Prompt: From the entries below, list each line with "JSON".

[Chart and figure data]
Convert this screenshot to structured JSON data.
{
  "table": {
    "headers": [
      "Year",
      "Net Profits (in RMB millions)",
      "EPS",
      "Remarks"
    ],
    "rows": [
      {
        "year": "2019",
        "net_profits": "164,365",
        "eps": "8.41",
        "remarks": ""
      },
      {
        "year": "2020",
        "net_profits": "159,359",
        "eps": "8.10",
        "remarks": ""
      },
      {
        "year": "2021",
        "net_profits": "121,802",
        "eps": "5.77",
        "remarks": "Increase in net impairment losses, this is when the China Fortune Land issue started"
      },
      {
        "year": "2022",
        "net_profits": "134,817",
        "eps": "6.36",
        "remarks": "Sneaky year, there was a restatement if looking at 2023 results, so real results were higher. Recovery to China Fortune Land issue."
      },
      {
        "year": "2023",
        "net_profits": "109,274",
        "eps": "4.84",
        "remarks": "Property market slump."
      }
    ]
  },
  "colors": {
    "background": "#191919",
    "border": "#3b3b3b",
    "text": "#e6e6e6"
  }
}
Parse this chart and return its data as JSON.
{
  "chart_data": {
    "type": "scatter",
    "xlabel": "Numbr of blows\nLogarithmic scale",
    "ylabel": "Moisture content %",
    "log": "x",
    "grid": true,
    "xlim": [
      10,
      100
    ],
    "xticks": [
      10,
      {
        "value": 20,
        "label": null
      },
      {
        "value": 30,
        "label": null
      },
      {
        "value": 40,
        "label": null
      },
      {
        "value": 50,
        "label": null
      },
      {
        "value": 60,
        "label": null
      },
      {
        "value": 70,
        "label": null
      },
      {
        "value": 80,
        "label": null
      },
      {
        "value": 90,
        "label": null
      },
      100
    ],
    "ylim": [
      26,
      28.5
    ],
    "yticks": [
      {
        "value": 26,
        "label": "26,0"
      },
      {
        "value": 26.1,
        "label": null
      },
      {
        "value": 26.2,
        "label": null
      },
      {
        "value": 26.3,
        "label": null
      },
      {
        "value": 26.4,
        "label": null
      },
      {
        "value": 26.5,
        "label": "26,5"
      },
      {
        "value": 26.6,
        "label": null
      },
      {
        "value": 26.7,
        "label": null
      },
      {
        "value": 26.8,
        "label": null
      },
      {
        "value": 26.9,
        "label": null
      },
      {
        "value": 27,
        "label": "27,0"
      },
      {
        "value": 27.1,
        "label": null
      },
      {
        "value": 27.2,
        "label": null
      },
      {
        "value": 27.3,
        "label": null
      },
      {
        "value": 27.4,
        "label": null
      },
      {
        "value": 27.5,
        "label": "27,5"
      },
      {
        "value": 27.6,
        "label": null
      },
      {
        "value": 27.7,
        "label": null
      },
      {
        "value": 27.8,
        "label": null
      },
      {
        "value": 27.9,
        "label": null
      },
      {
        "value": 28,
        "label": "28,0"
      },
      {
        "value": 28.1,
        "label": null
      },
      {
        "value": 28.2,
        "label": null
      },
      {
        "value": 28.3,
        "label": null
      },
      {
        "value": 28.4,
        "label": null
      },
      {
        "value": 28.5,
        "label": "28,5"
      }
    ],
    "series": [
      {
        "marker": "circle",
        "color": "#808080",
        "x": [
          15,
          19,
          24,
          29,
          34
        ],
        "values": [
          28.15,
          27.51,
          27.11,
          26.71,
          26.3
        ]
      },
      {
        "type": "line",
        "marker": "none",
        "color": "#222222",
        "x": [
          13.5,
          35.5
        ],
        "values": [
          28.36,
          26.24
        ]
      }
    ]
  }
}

Response to this task:
Convert this screenshot to structured JSON data.
Parse this chart and return its data as JSON.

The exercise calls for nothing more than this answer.